**TASK DIRECTIONS**: Set down the material below word for word, excluding the pictures.
========================================
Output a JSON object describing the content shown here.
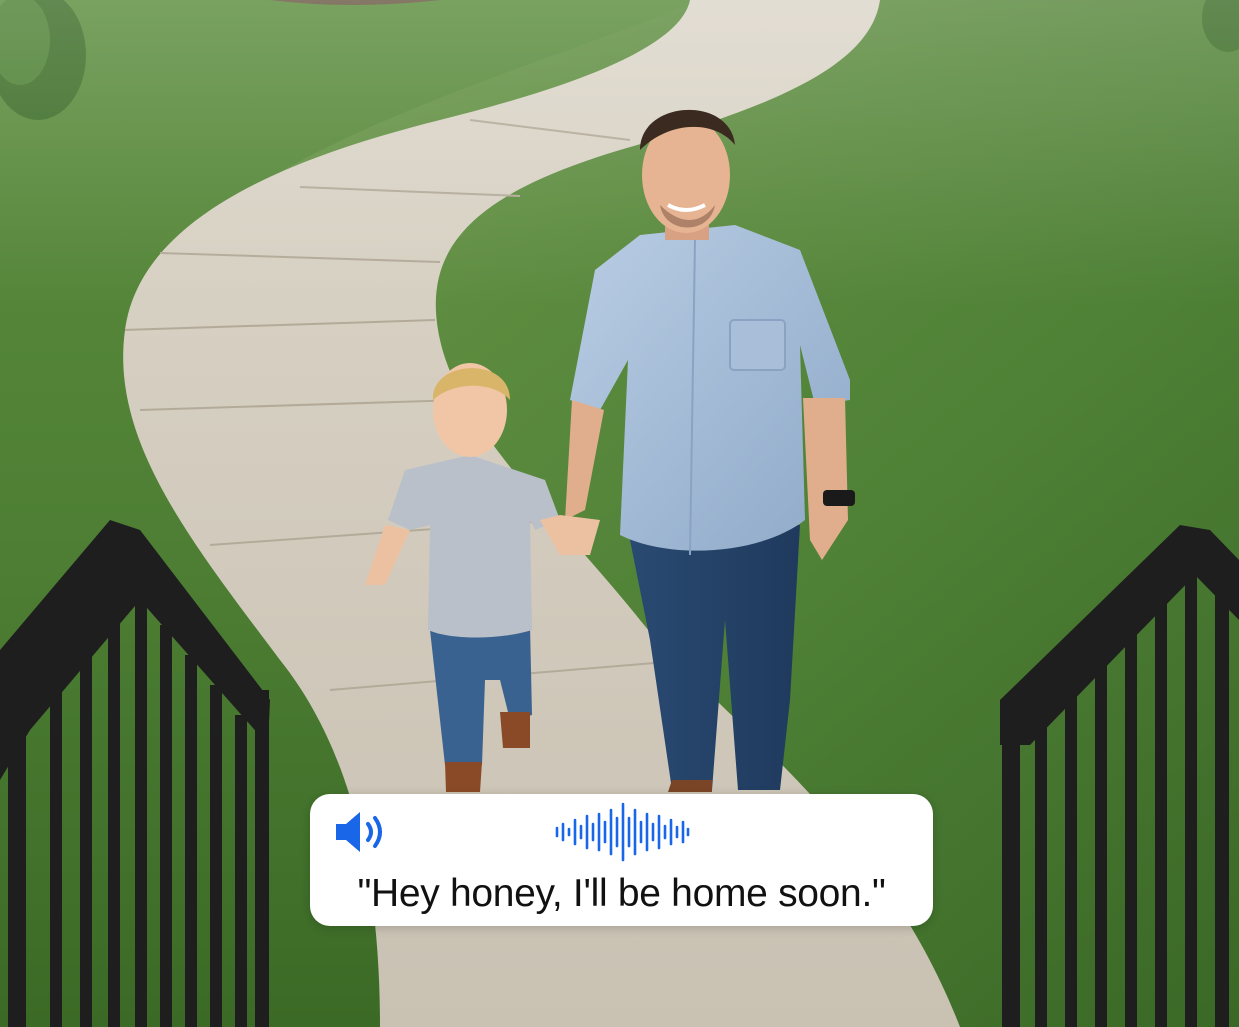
{
  "scene": {
    "subjects": [
      "man",
      "child",
      "sidewalk",
      "lawn",
      "stair-railings"
    ]
  },
  "audio_card": {
    "speaker_icon": "speaker-volume-icon",
    "waveform_icon": "audio-waveform-icon",
    "accent_color": "#1a66e8",
    "transcript": "\"Hey honey, I'll be home soon.\""
  }
}
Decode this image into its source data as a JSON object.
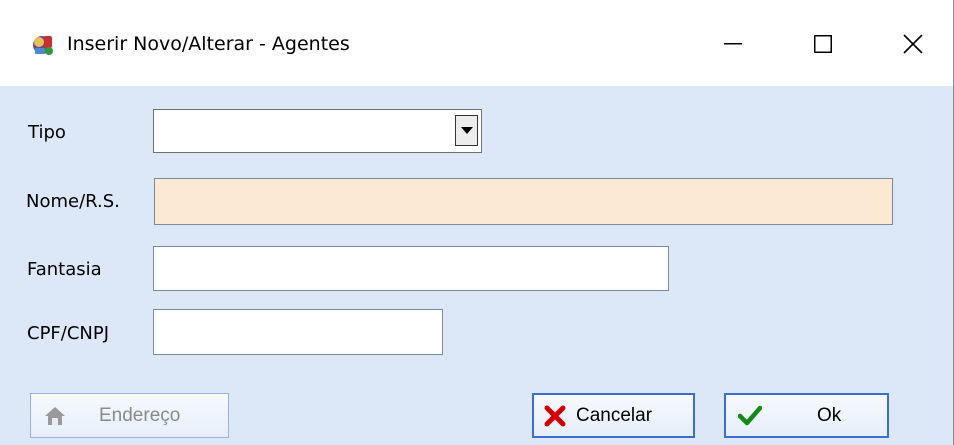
========================================
**WORKED SOLUTION**:
Output a JSON object describing the content shown here.
{
  "scene": {
    "subjects": [
      "man",
      "child",
      "sidewalk",
      "lawn",
      "stair-railings"
    ]
  },
  "audio_card": {
    "speaker_icon": "speaker-volume-icon",
    "waveform_icon": "audio-waveform-icon",
    "accent_color": "#1a66e8",
    "transcript": "\"Hey honey, I'll be home soon.\""
  }
}
Decode this image into its source data as a JSON object.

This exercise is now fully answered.